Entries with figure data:

▶

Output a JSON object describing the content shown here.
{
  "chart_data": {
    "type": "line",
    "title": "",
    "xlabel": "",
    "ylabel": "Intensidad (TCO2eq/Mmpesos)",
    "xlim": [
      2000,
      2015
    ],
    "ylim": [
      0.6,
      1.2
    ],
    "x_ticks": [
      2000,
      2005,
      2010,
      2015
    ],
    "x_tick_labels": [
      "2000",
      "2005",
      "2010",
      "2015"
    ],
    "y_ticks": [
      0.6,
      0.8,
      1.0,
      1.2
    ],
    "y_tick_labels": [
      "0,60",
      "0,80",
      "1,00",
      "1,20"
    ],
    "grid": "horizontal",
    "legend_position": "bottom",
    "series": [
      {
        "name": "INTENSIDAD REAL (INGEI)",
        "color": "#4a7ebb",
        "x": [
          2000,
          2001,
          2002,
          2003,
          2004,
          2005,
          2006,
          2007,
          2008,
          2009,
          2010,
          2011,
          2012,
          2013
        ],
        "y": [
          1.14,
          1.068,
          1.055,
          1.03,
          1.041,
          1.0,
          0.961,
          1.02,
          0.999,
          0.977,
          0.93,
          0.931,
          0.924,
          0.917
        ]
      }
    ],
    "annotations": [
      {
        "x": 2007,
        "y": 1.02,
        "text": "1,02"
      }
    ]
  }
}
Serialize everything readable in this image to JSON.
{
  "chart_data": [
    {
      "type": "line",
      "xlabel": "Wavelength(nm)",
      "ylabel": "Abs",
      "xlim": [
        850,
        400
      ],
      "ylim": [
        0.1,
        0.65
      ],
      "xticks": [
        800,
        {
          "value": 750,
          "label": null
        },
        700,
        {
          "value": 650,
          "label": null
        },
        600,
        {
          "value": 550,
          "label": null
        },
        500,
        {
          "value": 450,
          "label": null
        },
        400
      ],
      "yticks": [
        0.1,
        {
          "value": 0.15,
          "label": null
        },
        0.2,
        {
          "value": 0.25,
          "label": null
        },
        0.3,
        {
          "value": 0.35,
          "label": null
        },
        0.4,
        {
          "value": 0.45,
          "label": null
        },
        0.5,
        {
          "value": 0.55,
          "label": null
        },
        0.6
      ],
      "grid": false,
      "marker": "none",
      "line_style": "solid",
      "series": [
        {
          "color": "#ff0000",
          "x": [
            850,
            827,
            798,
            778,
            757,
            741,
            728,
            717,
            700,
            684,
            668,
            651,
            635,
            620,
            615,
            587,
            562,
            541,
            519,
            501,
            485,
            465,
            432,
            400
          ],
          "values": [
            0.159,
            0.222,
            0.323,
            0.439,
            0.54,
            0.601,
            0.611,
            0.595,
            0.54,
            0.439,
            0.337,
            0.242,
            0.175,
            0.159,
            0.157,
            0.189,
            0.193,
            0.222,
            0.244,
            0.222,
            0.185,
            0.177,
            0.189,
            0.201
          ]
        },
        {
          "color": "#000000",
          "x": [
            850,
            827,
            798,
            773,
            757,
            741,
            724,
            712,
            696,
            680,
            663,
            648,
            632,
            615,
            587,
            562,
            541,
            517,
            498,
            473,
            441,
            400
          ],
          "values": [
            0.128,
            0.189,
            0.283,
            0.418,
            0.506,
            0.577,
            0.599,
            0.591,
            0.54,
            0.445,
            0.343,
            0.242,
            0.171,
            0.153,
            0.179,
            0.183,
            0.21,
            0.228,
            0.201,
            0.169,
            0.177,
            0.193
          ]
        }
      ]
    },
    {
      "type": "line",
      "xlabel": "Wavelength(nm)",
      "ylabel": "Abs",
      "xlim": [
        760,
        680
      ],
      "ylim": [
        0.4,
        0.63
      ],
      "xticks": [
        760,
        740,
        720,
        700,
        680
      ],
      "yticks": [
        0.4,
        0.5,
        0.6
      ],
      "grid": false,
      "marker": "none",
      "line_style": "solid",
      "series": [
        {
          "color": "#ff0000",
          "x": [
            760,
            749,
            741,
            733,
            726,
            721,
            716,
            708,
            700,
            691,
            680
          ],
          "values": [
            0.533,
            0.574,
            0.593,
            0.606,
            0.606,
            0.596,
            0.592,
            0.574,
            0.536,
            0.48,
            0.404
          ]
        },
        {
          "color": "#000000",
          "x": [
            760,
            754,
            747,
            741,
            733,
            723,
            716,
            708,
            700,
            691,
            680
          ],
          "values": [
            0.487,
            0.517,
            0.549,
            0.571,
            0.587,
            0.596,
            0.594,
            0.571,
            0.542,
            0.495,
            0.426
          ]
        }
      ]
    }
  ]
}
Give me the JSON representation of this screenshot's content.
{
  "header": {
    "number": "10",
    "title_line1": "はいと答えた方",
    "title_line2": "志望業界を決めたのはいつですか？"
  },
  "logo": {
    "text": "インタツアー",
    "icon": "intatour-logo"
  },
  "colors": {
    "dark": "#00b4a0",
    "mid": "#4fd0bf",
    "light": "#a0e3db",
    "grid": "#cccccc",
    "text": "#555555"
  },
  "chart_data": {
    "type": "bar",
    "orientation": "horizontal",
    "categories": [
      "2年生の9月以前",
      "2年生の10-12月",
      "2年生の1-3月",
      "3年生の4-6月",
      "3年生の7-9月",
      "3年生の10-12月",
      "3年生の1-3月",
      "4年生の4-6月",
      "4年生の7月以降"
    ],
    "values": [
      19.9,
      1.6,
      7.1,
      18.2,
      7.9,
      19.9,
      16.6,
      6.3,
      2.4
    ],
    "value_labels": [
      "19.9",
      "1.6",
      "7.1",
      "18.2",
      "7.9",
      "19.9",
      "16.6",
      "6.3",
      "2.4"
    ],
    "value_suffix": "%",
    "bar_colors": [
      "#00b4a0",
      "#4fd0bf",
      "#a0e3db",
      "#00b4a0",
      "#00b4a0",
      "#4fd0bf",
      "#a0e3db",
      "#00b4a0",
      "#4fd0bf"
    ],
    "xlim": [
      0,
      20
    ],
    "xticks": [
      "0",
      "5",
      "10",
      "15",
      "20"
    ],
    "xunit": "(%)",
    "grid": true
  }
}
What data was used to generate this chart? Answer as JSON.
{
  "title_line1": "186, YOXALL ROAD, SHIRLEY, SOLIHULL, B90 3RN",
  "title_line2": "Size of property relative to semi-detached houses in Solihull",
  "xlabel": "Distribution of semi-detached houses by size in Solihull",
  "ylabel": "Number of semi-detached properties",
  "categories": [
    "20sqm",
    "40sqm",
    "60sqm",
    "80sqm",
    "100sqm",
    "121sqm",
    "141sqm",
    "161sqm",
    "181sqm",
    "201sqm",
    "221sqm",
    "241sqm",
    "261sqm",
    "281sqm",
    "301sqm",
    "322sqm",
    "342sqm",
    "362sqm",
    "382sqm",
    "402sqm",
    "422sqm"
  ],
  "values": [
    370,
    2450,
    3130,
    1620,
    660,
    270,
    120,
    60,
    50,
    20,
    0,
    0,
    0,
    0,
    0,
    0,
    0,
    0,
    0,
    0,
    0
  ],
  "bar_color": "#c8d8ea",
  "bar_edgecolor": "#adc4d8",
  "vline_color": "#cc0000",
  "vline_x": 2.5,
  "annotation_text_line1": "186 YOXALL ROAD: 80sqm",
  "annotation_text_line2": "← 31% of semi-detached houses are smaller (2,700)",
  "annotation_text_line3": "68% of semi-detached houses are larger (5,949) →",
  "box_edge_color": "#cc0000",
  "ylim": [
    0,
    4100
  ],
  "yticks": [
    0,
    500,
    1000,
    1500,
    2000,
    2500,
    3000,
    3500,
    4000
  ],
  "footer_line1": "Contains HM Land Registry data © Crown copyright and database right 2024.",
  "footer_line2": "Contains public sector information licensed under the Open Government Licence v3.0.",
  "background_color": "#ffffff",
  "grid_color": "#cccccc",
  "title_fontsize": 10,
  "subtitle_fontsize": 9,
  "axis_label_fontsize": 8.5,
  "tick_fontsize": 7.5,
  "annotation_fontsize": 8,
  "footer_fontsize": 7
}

◀

The problem:
Identify how many lines in the entries above contain the word "content" and provide only that figure.

Answer to the problem:
2